§ **Goal of the exercise**: Repeat all the material exactly; pictures stay out of your copy.

[Structured figure records]

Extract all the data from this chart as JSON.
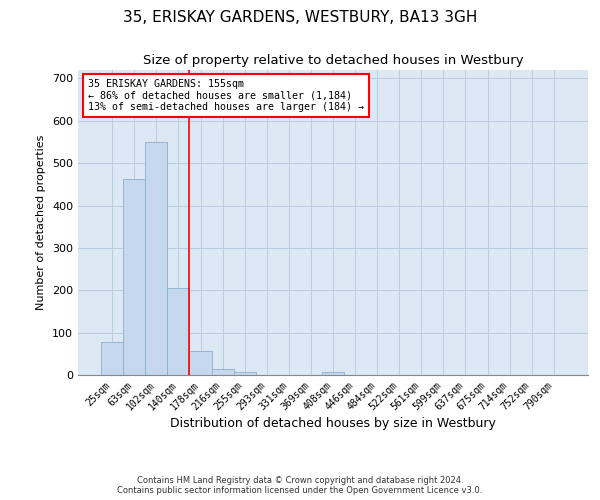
{
  "title": "35, ERISKAY GARDENS, WESTBURY, BA13 3GH",
  "subtitle": "Size of property relative to detached houses in Westbury",
  "xlabel": "Distribution of detached houses by size in Westbury",
  "ylabel": "Number of detached properties",
  "bar_color": "#c5d8ed",
  "bar_edge_color": "#8ab0d0",
  "background_color": "#ffffff",
  "axes_bg_color": "#dde8f5",
  "grid_color": "#b8cce0",
  "categories": [
    "25sqm",
    "63sqm",
    "102sqm",
    "140sqm",
    "178sqm",
    "216sqm",
    "255sqm",
    "293sqm",
    "331sqm",
    "369sqm",
    "408sqm",
    "446sqm",
    "484sqm",
    "522sqm",
    "561sqm",
    "599sqm",
    "637sqm",
    "675sqm",
    "714sqm",
    "752sqm",
    "790sqm"
  ],
  "values": [
    78,
    462,
    550,
    205,
    57,
    14,
    8,
    0,
    0,
    0,
    7,
    0,
    0,
    0,
    0,
    0,
    0,
    0,
    0,
    0,
    0
  ],
  "ylim": [
    0,
    720
  ],
  "yticks": [
    0,
    100,
    200,
    300,
    400,
    500,
    600,
    700
  ],
  "red_line_x": 3.5,
  "annotation_line1": "35 ERISKAY GARDENS: 155sqm",
  "annotation_line2": "← 86% of detached houses are smaller (1,184)",
  "annotation_line3": "13% of semi-detached houses are larger (184) →",
  "footer_line1": "Contains HM Land Registry data © Crown copyright and database right 2024.",
  "footer_line2": "Contains public sector information licensed under the Open Government Licence v3.0.",
  "title_fontsize": 11,
  "subtitle_fontsize": 9.5,
  "tick_fontsize": 7,
  "ylabel_fontsize": 8,
  "xlabel_fontsize": 9
}
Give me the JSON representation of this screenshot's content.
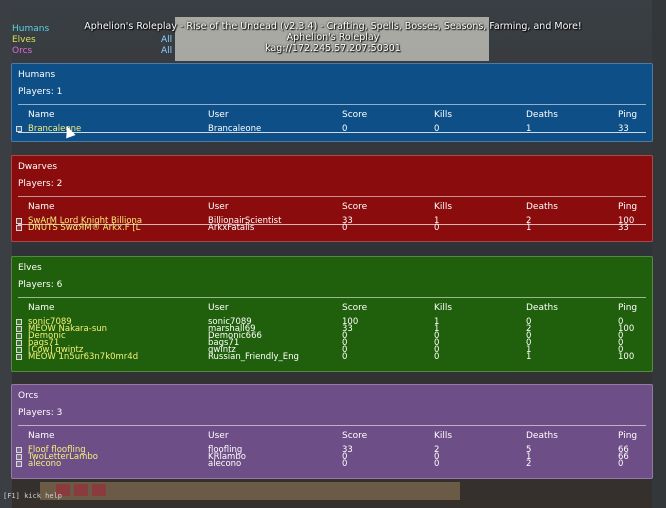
{
  "server": {
    "title": "Aphelion's Roleplay - Rise of the Undead (v2.3.4) - Crafting, Spells, Bosses, Seasons, Farming, and More!",
    "name": "Aphelion's Roleplay",
    "address": "kag://172.245.57.207:50301"
  },
  "team_list": {
    "humans": "Humans",
    "elves": "Elves",
    "orcs": "Orcs",
    "side1": "All",
    "side2": "All"
  },
  "columns": {
    "name": "Name",
    "user": "User",
    "score": "Score",
    "kills": "Kills",
    "deaths": "Deaths",
    "ping": "Ping"
  },
  "teams": [
    {
      "title": "Humans",
      "players_label": "Players: 1",
      "rows": [
        {
          "name": "Brancaleone",
          "user": "Brancaleone",
          "score": "0",
          "kills": "0",
          "deaths": "1",
          "ping": "33"
        }
      ]
    },
    {
      "title": "Dwarves",
      "players_label": "Players: 2",
      "rows": [
        {
          "name": "SwArM Lord Knight Billiona",
          "user": "BillionairScientist",
          "score": "33",
          "kills": "1",
          "deaths": "2",
          "ping": "100"
        },
        {
          "name": "DNUTS SwαЯM® Arkx.F [L",
          "user": "ArkxFatalis",
          "score": "0",
          "kills": "0",
          "deaths": "1",
          "ping": "33"
        }
      ]
    },
    {
      "title": "Elves",
      "players_label": "Players: 6",
      "rows": [
        {
          "name": "sonic7089",
          "user": "sonic7089",
          "score": "100",
          "kills": "1",
          "deaths": "0",
          "ping": "0"
        },
        {
          "name": "MEOW Nakara-sun",
          "user": "marshall69",
          "score": "33",
          "kills": "1",
          "deaths": "2",
          "ping": "100"
        },
        {
          "name": "Demonic",
          "user": "Demonic666",
          "score": "0",
          "kills": "0",
          "deaths": "0",
          "ping": "0"
        },
        {
          "name": "bags71",
          "user": "bags71",
          "score": "0",
          "kills": "0",
          "deaths": "0",
          "ping": "0"
        },
        {
          "name": "[Cow] qwintz",
          "user": "qwintz",
          "score": "0",
          "kills": "0",
          "deaths": "1",
          "ping": "0"
        },
        {
          "name": "MEOW 1n5ur63n7k0mr4d",
          "user": "Russian_Friendly_Eng",
          "score": "0",
          "kills": "0",
          "deaths": "1",
          "ping": "100"
        }
      ]
    },
    {
      "title": "Orcs",
      "players_label": "Players: 3",
      "rows": [
        {
          "name": "Floof floofling",
          "user": "floofling",
          "score": "33",
          "kills": "2",
          "deaths": "5",
          "ping": "66"
        },
        {
          "name": "TwoLetterLambo",
          "user": "KRlambo",
          "score": "0",
          "kills": "0",
          "deaths": "1",
          "ping": "66"
        },
        {
          "name": "alecono",
          "user": "alecono",
          "score": "0",
          "kills": "0",
          "deaths": "2",
          "ping": "0"
        }
      ]
    }
  ],
  "console_text": "[F1] kick help"
}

§ **Problem solution**:
Extract all the data from this chart as JSON.
{
  "title": "35, ERISKAY GARDENS, WESTBURY, BA13 3GH",
  "subtitle": "Size of property relative to detached houses in Westbury",
  "xlabel": "Distribution of detached houses by size in Westbury",
  "ylabel": "Number of detached properties",
  "bar_color": "#c5d8ed",
  "bar_edge_color": "#8ab0d0",
  "background_color": "#ffffff",
  "axes_bg_color": "#dde8f5",
  "grid_color": "#b8cce0",
  "categories": [
    "25sqm",
    "63sqm",
    "102sqm",
    "140sqm",
    "178sqm",
    "216sqm",
    "255sqm",
    "293sqm",
    "331sqm",
    "369sqm",
    "408sqm",
    "446sqm",
    "484sqm",
    "522sqm",
    "561sqm",
    "599sqm",
    "637sqm",
    "675sqm",
    "714sqm",
    "752sqm",
    "790sqm"
  ],
  "values": [
    78,
    462,
    550,
    205,
    57,
    14,
    8,
    0,
    0,
    0,
    7,
    0,
    0,
    0,
    0,
    0,
    0,
    0,
    0,
    0,
    0
  ],
  "ylim": [
    0,
    720
  ],
  "yticks": [
    0,
    100,
    200,
    300,
    400,
    500,
    600,
    700
  ],
  "red_line_x": 3.5,
  "annotation_line1": "35 ERISKAY GARDENS: 155sqm",
  "annotation_line2": "← 86% of detached houses are smaller (1,184)",
  "annotation_line3": "13% of semi-detached houses are larger (184) →",
  "footer_line1": "Contains HM Land Registry data © Crown copyright and database right 2024.",
  "footer_line2": "Contains public sector information licensed under the Open Government Licence v3.0.",
  "title_fontsize": 11,
  "subtitle_fontsize": 9.5,
  "tick_fontsize": 7,
  "ylabel_fontsize": 8,
  "xlabel_fontsize": 9
}
Give me the JSON representation of this screenshot's content.
{
  "server": {
    "title": "Aphelion's Roleplay - Rise of the Undead (v2.3.4) - Crafting, Spells, Bosses, Seasons, Farming, and More!",
    "name": "Aphelion's Roleplay",
    "address": "kag://172.245.57.207:50301"
  },
  "team_list": {
    "humans": "Humans",
    "elves": "Elves",
    "orcs": "Orcs",
    "side1": "All",
    "side2": "All"
  },
  "columns": {
    "name": "Name",
    "user": "User",
    "score": "Score",
    "kills": "Kills",
    "deaths": "Deaths",
    "ping": "Ping"
  },
  "teams": [
    {
      "title": "Humans",
      "players_label": "Players: 1",
      "rows": [
        {
          "name": "Brancaleone",
          "user": "Brancaleone",
          "score": "0",
          "kills": "0",
          "deaths": "1",
          "ping": "33"
        }
      ]
    },
    {
      "title": "Dwarves",
      "players_label": "Players: 2",
      "rows": [
        {
          "name": "SwArM Lord Knight Billiona",
          "user": "BillionairScientist",
          "score": "33",
          "kills": "1",
          "deaths": "2",
          "ping": "100"
        },
        {
          "name": "DNUTS SwαЯM® Arkx.F [L",
          "user": "ArkxFatalis",
          "score": "0",
          "kills": "0",
          "deaths": "1",
          "ping": "33"
        }
      ]
    },
    {
      "title": "Elves",
      "players_label": "Players: 6",
      "rows": [
        {
          "name": "sonic7089",
          "user": "sonic7089",
          "score": "100",
          "kills": "1",
          "deaths": "0",
          "ping": "0"
        },
        {
          "name": "MEOW Nakara-sun",
          "user": "marshall69",
          "score": "33",
          "kills": "1",
          "deaths": "2",
          "ping": "100"
        },
        {
          "name": "Demonic",
          "user": "Demonic666",
          "score": "0",
          "kills": "0",
          "deaths": "0",
          "ping": "0"
        },
        {
          "name": "bags71",
          "user": "bags71",
          "score": "0",
          "kills": "0",
          "deaths": "0",
          "ping": "0"
        },
        {
          "name": "[Cow] qwintz",
          "user": "qwintz",
          "score": "0",
          "kills": "0",
          "deaths": "1",
          "ping": "0"
        },
        {
          "name": "MEOW 1n5ur63n7k0mr4d",
          "user": "Russian_Friendly_Eng",
          "score": "0",
          "kills": "0",
          "deaths": "1",
          "ping": "100"
        }
      ]
    },
    {
      "title": "Orcs",
      "players_label": "Players: 3",
      "rows": [
        {
          "name": "Floof floofling",
          "user": "floofling",
          "score": "33",
          "kills": "2",
          "deaths": "5",
          "ping": "66"
        },
        {
          "name": "TwoLetterLambo",
          "user": "KRlambo",
          "score": "0",
          "kills": "0",
          "deaths": "1",
          "ping": "66"
        },
        {
          "name": "alecono",
          "user": "alecono",
          "score": "0",
          "kills": "0",
          "deaths": "2",
          "ping": "0"
        }
      ]
    }
  ],
  "console_text": "[F1] kick help"
}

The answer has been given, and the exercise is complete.